— START Excerpted records —

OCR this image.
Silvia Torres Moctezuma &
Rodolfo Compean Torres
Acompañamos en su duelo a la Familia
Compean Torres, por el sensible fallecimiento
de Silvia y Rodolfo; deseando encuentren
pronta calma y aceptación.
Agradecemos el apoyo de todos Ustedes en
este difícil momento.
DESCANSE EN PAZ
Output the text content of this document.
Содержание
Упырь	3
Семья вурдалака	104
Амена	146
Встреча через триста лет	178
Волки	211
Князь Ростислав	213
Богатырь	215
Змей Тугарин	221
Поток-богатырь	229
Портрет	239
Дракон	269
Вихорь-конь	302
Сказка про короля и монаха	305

— END Excerpted records —
— START Excerpted records —

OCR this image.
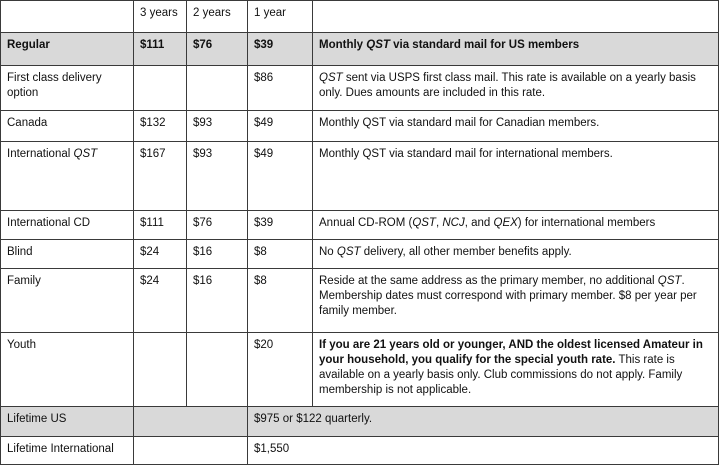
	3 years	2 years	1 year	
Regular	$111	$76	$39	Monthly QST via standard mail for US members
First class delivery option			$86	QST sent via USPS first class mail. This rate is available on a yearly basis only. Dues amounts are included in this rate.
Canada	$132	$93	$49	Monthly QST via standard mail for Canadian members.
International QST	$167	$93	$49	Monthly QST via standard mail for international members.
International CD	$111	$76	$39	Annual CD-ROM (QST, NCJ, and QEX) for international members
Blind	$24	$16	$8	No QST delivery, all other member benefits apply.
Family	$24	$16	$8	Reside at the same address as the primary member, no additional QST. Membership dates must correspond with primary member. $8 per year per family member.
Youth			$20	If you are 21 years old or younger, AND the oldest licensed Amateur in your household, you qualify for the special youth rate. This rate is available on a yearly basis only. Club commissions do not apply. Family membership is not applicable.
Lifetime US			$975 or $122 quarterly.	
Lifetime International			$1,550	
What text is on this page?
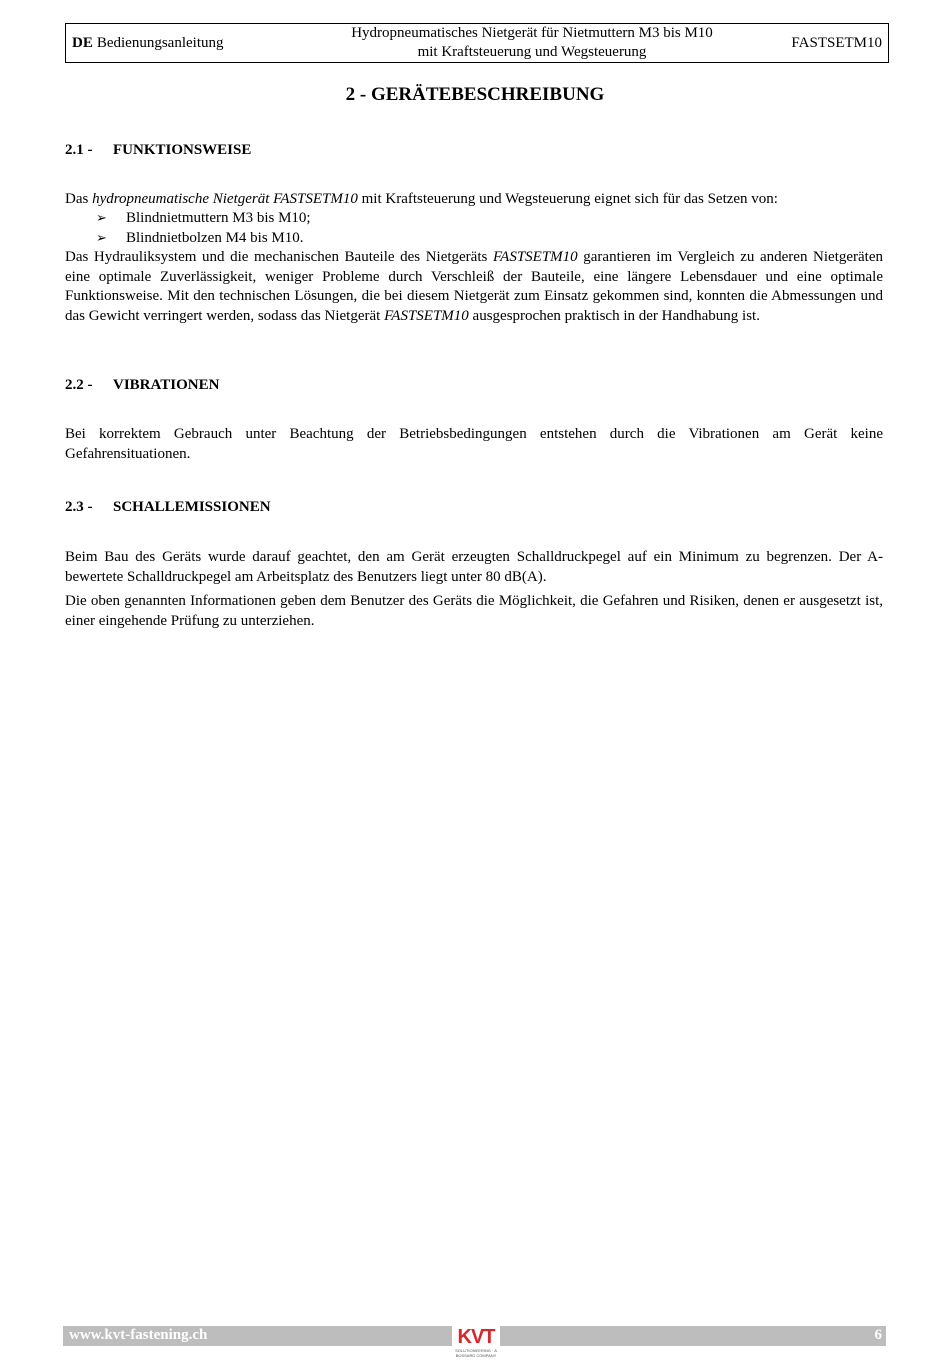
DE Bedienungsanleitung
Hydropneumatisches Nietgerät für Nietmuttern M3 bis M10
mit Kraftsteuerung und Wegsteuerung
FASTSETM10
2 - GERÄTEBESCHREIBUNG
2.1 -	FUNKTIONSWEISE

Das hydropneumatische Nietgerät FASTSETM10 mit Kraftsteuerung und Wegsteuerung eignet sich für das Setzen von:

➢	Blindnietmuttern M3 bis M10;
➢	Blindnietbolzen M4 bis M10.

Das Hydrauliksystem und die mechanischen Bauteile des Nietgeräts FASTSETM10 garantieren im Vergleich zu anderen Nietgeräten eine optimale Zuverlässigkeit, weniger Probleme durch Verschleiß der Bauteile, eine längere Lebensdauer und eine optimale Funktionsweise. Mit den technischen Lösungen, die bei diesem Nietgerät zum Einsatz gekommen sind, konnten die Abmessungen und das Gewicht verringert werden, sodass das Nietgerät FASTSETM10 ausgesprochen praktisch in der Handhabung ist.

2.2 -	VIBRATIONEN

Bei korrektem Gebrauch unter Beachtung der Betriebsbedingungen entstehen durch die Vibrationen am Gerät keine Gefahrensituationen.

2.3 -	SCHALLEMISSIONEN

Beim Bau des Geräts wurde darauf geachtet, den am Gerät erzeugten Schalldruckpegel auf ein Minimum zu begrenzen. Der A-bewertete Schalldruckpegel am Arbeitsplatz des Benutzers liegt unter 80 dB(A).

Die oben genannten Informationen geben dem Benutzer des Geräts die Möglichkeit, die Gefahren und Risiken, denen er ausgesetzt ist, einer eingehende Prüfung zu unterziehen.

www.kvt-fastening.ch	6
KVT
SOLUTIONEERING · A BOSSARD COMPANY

— END Excerpted records —

◆ Task statement ◆
Filter the data, keeping only the lines that contain "Torres".

◆ Solution to this task ◆
Silvia Torres Moctezuma &
Rodolfo Compean Torres
Compean Torres, por el sensible fallecimiento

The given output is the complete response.